Stated task: Look for the word "титана" in the entries below, then copy every line that has it.

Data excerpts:
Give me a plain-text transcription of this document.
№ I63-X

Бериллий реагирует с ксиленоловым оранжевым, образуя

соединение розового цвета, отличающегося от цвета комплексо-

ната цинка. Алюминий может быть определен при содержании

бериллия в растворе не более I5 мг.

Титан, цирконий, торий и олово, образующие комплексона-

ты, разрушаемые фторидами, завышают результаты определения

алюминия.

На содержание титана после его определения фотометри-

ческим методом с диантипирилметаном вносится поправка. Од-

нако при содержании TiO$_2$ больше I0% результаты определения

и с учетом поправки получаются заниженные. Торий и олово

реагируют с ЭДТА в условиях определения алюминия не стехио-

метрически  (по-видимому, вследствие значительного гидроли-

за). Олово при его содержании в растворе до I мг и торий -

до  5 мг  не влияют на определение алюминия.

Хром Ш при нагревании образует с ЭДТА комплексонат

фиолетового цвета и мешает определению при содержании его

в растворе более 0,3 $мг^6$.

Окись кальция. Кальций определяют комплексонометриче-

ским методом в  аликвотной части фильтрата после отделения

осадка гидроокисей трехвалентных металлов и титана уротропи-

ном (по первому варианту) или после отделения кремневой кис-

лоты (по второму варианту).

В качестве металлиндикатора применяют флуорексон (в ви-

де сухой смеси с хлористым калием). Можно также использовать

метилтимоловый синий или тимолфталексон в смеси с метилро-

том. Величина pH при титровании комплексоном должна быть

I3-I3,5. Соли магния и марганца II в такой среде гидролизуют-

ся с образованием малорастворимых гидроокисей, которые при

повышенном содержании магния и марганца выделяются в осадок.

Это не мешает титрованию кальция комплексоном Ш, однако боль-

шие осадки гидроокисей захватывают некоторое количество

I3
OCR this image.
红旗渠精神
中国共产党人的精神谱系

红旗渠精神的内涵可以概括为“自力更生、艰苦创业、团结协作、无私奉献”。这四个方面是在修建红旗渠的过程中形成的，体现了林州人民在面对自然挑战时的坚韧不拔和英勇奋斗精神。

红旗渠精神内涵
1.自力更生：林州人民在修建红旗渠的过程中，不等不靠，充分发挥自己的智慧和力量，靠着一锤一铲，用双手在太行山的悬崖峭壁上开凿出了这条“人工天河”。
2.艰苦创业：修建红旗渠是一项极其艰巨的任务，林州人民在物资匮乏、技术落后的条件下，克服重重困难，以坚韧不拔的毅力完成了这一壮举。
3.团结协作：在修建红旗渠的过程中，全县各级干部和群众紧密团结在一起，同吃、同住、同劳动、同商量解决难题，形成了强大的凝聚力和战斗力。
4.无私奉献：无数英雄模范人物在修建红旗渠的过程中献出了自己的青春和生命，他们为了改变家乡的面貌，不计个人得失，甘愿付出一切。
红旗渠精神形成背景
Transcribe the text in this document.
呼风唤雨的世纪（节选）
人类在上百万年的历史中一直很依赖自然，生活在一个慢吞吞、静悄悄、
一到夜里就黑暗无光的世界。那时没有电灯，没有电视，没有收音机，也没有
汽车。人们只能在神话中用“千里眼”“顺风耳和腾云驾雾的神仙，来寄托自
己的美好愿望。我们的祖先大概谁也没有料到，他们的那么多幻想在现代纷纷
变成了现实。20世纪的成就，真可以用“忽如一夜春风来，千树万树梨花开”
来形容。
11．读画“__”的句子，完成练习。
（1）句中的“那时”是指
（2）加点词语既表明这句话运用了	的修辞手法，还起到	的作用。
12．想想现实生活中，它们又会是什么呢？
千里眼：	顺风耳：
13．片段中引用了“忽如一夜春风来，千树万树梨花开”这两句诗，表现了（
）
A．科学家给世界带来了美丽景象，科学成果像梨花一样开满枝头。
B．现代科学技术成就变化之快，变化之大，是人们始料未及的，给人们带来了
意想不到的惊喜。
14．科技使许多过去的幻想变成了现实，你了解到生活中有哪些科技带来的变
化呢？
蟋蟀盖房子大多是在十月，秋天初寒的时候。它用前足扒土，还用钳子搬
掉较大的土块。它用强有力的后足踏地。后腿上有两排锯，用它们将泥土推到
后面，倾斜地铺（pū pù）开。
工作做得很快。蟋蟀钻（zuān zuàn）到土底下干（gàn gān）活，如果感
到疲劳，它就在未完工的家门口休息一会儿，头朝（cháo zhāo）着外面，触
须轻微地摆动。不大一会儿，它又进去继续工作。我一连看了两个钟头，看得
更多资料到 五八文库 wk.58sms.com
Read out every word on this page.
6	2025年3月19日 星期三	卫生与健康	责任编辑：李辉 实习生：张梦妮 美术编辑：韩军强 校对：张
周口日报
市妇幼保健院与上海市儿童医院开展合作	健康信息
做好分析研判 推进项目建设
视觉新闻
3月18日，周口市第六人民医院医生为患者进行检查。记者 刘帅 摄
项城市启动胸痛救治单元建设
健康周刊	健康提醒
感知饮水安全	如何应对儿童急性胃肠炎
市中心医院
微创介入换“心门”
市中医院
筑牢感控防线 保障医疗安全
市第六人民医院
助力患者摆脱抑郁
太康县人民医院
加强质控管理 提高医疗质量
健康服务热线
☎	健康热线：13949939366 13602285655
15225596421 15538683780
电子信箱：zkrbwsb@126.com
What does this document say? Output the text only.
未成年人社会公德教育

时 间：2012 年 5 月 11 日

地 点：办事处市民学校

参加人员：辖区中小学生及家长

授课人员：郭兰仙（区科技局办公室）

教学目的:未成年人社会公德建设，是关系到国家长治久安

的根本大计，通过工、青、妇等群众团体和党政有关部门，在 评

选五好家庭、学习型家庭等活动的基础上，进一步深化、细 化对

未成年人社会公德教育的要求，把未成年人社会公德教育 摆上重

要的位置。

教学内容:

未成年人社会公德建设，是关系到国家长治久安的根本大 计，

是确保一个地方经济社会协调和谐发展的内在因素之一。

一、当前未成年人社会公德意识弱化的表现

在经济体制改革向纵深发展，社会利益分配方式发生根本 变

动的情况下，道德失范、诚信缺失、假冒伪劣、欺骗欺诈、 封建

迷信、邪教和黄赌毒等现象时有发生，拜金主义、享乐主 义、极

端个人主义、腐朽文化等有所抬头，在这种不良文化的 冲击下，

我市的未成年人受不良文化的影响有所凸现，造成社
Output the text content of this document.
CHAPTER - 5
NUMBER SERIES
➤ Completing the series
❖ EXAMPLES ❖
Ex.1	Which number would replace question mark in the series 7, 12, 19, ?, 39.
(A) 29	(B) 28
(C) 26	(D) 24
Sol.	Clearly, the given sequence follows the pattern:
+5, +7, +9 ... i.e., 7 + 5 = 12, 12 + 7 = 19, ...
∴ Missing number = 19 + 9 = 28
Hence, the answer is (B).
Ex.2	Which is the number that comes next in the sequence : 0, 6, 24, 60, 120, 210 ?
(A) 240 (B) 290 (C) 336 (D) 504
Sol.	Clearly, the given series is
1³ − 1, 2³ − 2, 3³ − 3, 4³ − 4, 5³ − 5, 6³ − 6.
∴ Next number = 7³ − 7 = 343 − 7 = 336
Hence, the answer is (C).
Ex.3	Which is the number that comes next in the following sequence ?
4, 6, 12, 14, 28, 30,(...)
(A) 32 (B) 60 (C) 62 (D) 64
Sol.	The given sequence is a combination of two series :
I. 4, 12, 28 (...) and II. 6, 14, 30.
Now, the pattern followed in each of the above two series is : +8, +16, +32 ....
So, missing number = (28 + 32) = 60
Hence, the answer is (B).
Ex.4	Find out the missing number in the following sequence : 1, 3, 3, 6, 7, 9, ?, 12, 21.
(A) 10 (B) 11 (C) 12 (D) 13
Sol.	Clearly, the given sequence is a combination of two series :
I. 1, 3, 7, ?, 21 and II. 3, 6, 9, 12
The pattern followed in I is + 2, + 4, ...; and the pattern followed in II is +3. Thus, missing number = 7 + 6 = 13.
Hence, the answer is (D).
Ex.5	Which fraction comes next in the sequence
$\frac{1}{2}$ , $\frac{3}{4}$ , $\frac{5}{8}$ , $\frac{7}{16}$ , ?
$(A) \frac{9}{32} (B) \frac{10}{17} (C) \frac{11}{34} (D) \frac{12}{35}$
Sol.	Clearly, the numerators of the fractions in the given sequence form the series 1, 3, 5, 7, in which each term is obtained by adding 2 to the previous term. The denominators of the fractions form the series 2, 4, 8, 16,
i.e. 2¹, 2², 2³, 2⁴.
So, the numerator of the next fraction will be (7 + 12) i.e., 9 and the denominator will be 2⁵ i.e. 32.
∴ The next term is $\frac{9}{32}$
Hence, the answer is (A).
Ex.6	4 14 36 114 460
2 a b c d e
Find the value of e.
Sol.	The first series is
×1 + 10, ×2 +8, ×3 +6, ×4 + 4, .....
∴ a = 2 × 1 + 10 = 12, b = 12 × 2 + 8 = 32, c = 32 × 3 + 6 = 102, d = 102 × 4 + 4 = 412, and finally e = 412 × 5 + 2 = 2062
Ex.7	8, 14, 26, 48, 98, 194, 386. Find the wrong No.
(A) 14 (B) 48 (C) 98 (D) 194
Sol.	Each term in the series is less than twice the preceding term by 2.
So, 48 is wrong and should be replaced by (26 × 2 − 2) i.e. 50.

Output of the exercise:
На содержание титана после его определения фотометри-
осадка гидроокисей трехвалентных металлов и титана уротропи-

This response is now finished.